**TASK DIRECTIONS**
Search the listing below for the word "Minor" and copy each line that holds it.

**SOURCE RECORDS**

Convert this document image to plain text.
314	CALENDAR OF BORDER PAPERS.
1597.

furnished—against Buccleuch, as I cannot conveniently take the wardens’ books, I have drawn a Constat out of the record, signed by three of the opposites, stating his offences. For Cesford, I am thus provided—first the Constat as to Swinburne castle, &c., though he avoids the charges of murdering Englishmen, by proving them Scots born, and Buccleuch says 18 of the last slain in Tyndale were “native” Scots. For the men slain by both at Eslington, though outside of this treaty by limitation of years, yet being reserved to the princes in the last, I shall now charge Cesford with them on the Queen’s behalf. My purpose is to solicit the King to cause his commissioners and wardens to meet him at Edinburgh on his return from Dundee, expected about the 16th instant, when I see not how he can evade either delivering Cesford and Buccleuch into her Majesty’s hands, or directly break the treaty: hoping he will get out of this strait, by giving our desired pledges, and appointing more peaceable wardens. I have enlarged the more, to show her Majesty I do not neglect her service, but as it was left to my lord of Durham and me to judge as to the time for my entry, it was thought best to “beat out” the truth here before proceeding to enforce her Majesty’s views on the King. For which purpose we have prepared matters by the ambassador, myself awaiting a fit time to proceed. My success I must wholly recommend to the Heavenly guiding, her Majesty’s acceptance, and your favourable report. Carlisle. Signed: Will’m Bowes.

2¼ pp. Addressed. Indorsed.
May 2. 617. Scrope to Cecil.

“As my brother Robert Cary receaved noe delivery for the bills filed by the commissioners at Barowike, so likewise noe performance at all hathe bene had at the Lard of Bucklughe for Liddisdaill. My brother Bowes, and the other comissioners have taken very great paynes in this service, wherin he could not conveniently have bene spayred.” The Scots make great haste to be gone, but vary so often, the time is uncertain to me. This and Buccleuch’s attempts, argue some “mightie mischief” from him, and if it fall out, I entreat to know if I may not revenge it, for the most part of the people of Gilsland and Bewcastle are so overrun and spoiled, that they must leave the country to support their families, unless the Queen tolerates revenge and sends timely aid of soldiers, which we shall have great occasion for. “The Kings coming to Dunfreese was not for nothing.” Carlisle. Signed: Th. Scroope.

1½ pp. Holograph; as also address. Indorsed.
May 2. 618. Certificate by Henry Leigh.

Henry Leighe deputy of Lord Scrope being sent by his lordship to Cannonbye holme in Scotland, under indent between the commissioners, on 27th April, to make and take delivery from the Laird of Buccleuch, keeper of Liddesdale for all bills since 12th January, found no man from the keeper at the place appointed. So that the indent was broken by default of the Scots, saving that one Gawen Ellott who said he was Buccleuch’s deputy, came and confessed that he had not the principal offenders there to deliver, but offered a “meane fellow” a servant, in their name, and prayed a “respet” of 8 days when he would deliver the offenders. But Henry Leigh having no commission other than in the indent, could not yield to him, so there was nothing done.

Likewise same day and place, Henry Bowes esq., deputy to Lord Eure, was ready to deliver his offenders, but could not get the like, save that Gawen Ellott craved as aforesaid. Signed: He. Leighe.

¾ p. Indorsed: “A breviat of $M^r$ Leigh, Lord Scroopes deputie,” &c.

--

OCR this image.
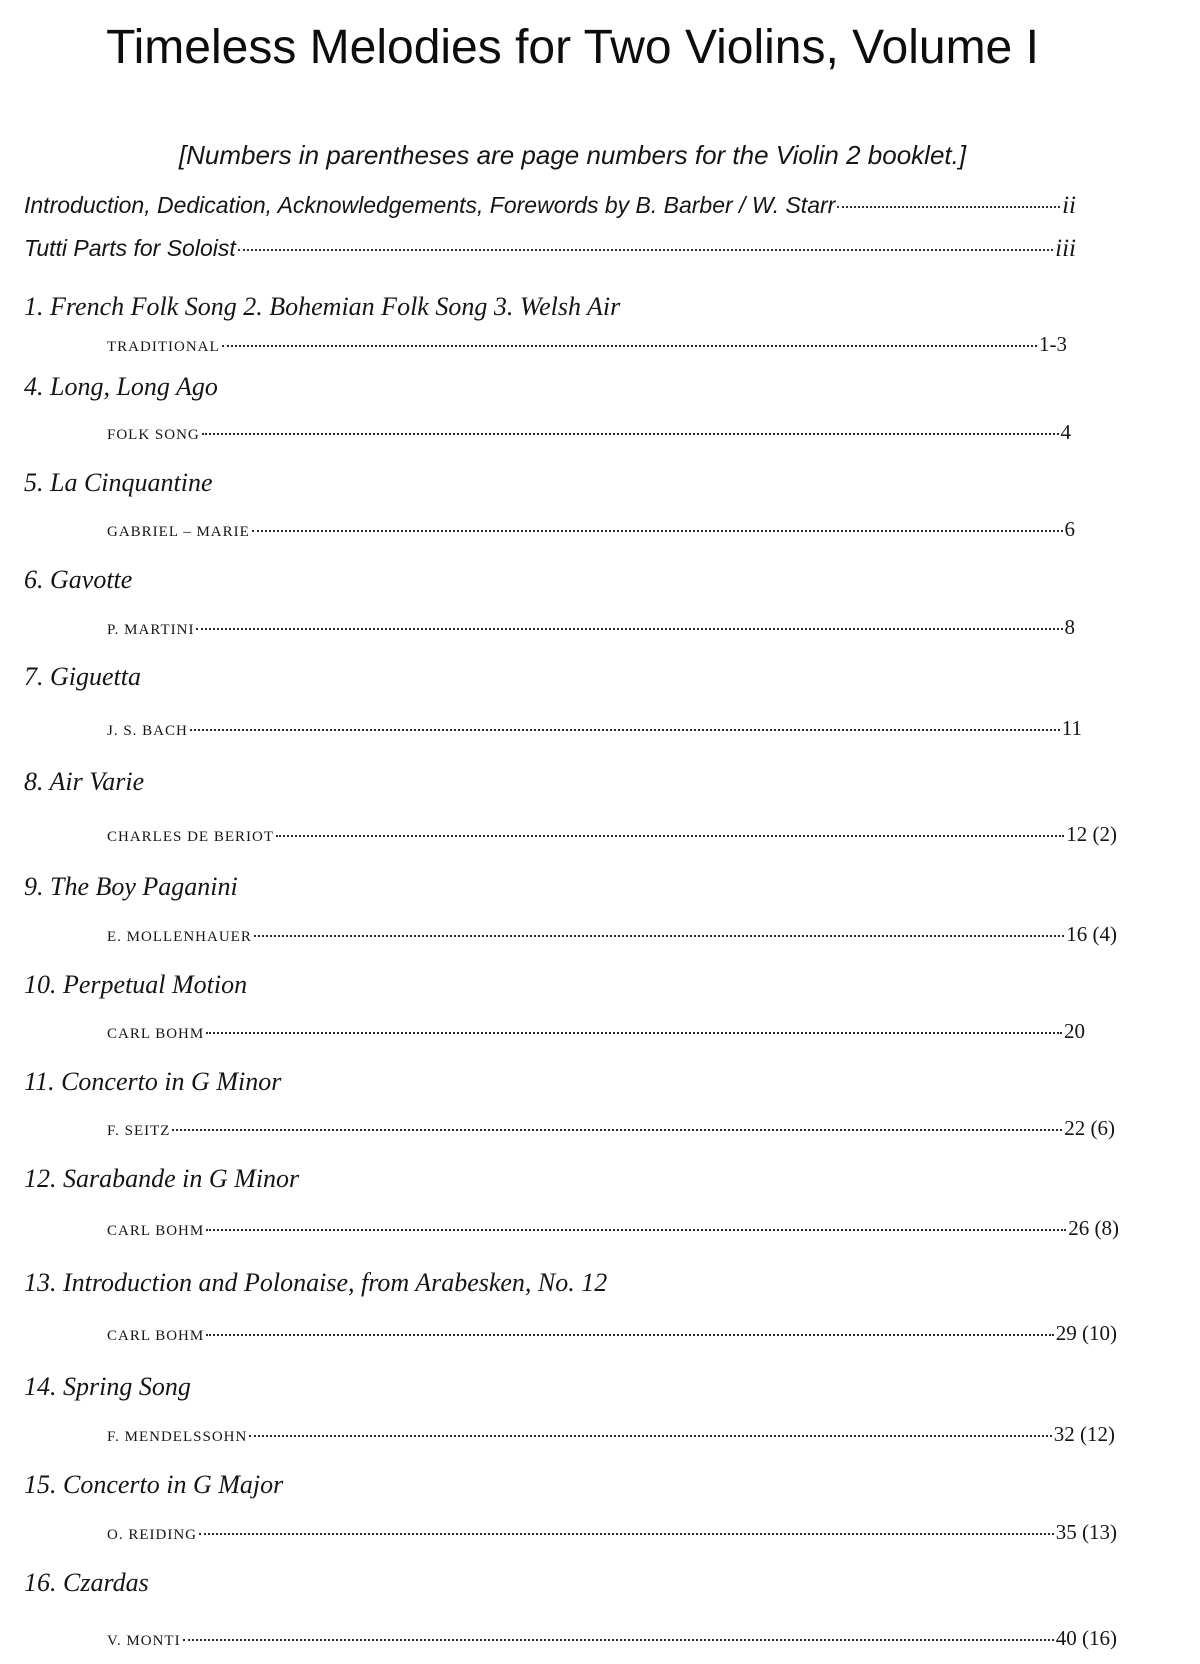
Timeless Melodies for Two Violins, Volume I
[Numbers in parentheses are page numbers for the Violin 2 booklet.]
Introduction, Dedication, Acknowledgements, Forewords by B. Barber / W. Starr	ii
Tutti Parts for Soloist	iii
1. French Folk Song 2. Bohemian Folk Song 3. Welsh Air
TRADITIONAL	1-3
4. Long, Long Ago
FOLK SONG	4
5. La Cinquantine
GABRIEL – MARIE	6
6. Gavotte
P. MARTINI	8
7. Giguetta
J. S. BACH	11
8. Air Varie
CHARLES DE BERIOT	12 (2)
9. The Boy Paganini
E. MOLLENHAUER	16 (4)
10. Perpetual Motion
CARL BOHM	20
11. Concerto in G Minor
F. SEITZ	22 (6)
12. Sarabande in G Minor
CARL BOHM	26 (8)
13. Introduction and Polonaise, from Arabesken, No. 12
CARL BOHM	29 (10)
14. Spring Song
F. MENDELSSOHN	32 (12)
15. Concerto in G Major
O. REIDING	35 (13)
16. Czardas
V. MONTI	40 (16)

**TASK RESULT**
11. Concerto in G Minor
12. Sarabande in G Minor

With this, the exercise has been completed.